§ Goal: Reproduce the listing word for word. Skip any image.

*-*-*

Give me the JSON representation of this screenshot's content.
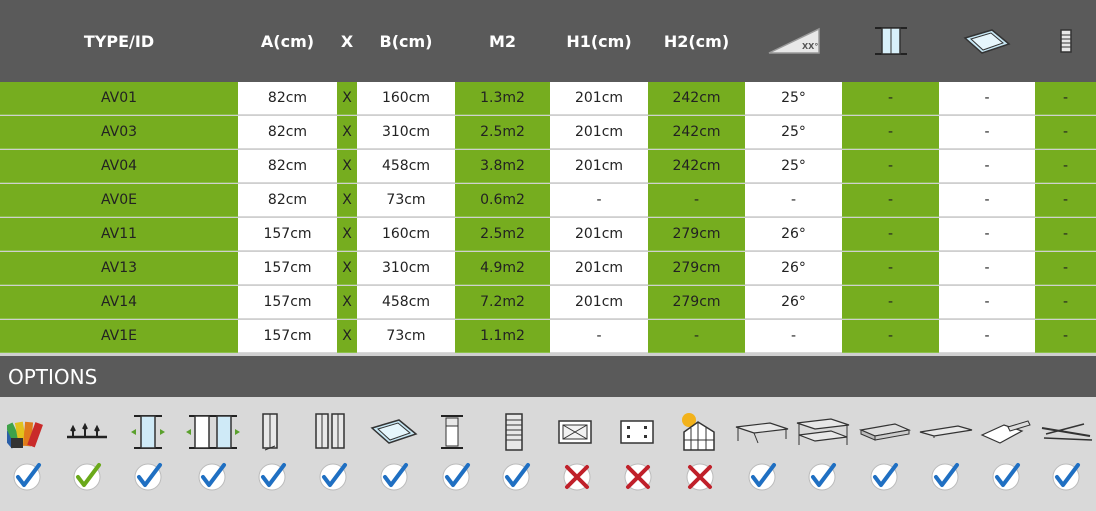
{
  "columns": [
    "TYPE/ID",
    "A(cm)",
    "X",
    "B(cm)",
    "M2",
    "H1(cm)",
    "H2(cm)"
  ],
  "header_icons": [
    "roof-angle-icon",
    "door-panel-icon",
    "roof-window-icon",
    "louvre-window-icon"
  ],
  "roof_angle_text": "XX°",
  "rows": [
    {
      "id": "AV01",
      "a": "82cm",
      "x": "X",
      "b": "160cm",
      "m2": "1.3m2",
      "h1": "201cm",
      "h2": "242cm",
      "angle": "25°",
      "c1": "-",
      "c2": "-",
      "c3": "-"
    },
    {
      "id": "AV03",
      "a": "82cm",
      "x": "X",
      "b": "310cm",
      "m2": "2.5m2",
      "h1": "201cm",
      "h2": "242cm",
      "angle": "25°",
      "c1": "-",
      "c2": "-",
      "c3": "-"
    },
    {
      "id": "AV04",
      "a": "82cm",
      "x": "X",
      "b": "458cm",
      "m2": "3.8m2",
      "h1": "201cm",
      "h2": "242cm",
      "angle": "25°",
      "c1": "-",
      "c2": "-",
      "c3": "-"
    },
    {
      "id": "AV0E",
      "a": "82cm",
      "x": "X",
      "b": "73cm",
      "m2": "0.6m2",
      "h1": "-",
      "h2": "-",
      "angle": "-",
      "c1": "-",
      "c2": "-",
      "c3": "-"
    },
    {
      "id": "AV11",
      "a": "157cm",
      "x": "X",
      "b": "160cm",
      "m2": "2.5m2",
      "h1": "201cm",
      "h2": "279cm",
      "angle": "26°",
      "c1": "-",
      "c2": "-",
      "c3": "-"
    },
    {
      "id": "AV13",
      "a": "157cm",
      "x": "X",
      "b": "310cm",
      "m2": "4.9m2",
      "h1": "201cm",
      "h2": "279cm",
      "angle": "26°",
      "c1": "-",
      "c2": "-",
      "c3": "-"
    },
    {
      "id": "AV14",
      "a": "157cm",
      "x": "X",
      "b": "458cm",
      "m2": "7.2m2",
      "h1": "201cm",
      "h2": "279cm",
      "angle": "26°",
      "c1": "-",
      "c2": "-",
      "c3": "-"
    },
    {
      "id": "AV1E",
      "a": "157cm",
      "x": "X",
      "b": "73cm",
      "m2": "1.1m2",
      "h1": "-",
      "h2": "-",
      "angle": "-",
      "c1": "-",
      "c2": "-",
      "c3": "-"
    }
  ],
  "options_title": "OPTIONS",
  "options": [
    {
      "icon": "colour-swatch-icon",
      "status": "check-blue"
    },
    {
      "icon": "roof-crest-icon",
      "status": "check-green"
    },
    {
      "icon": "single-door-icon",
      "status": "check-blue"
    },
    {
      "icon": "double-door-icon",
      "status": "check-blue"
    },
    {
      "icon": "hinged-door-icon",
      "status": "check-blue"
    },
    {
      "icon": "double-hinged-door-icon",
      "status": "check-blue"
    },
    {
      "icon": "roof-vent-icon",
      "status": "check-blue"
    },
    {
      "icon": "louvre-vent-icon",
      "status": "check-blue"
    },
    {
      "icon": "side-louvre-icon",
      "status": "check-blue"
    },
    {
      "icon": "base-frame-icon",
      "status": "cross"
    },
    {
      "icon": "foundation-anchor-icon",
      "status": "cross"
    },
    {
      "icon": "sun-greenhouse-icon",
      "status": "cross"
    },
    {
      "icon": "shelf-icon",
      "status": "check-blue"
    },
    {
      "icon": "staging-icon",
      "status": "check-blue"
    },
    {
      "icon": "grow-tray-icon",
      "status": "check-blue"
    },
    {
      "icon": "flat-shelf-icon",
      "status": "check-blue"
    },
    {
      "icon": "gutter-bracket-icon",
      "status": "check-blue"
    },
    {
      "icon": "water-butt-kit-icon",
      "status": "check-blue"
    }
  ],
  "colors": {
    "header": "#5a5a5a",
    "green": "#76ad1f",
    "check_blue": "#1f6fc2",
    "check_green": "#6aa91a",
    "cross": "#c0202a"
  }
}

*-*-*

§ Reply:
Give me the JSON representation of this screenshot's content.
{
  "columns": [
    "TYPE/ID",
    "A(cm)",
    "X",
    "B(cm)",
    "M2",
    "H1(cm)",
    "H2(cm)"
  ],
  "header_icons": [
    "roof-angle-icon",
    "door-panel-icon",
    "roof-window-icon",
    "louvre-window-icon"
  ],
  "roof_angle_text": "XX°",
  "rows": [
    {
      "id": "AV01",
      "a": "82cm",
      "x": "X",
      "b": "160cm",
      "m2": "1.3m2",
      "h1": "201cm",
      "h2": "242cm",
      "angle": "25°",
      "c1": "-",
      "c2": "-",
      "c3": "-"
    },
    {
      "id": "AV03",
      "a": "82cm",
      "x": "X",
      "b": "310cm",
      "m2": "2.5m2",
      "h1": "201cm",
      "h2": "242cm",
      "angle": "25°",
      "c1": "-",
      "c2": "-",
      "c3": "-"
    },
    {
      "id": "AV04",
      "a": "82cm",
      "x": "X",
      "b": "458cm",
      "m2": "3.8m2",
      "h1": "201cm",
      "h2": "242cm",
      "angle": "25°",
      "c1": "-",
      "c2": "-",
      "c3": "-"
    },
    {
      "id": "AV0E",
      "a": "82cm",
      "x": "X",
      "b": "73cm",
      "m2": "0.6m2",
      "h1": "-",
      "h2": "-",
      "angle": "-",
      "c1": "-",
      "c2": "-",
      "c3": "-"
    },
    {
      "id": "AV11",
      "a": "157cm",
      "x": "X",
      "b": "160cm",
      "m2": "2.5m2",
      "h1": "201cm",
      "h2": "279cm",
      "angle": "26°",
      "c1": "-",
      "c2": "-",
      "c3": "-"
    },
    {
      "id": "AV13",
      "a": "157cm",
      "x": "X",
      "b": "310cm",
      "m2": "4.9m2",
      "h1": "201cm",
      "h2": "279cm",
      "angle": "26°",
      "c1": "-",
      "c2": "-",
      "c3": "-"
    },
    {
      "id": "AV14",
      "a": "157cm",
      "x": "X",
      "b": "458cm",
      "m2": "7.2m2",
      "h1": "201cm",
      "h2": "279cm",
      "angle": "26°",
      "c1": "-",
      "c2": "-",
      "c3": "-"
    },
    {
      "id": "AV1E",
      "a": "157cm",
      "x": "X",
      "b": "73cm",
      "m2": "1.1m2",
      "h1": "-",
      "h2": "-",
      "angle": "-",
      "c1": "-",
      "c2": "-",
      "c3": "-"
    }
  ],
  "options_title": "OPTIONS",
  "options": [
    {
      "icon": "colour-swatch-icon",
      "status": "check-blue"
    },
    {
      "icon": "roof-crest-icon",
      "status": "check-green"
    },
    {
      "icon": "single-door-icon",
      "status": "check-blue"
    },
    {
      "icon": "double-door-icon",
      "status": "check-blue"
    },
    {
      "icon": "hinged-door-icon",
      "status": "check-blue"
    },
    {
      "icon": "double-hinged-door-icon",
      "status": "check-blue"
    },
    {
      "icon": "roof-vent-icon",
      "status": "check-blue"
    },
    {
      "icon": "louvre-vent-icon",
      "status": "check-blue"
    },
    {
      "icon": "side-louvre-icon",
      "status": "check-blue"
    },
    {
      "icon": "base-frame-icon",
      "status": "cross"
    },
    {
      "icon": "foundation-anchor-icon",
      "status": "cross"
    },
    {
      "icon": "sun-greenhouse-icon",
      "status": "cross"
    },
    {
      "icon": "shelf-icon",
      "status": "check-blue"
    },
    {
      "icon": "staging-icon",
      "status": "check-blue"
    },
    {
      "icon": "grow-tray-icon",
      "status": "check-blue"
    },
    {
      "icon": "flat-shelf-icon",
      "status": "check-blue"
    },
    {
      "icon": "gutter-bracket-icon",
      "status": "check-blue"
    },
    {
      "icon": "water-butt-kit-icon",
      "status": "check-blue"
    }
  ],
  "colors": {
    "header": "#5a5a5a",
    "green": "#76ad1f",
    "check_blue": "#1f6fc2",
    "check_green": "#6aa91a",
    "cross": "#c0202a"
  }
}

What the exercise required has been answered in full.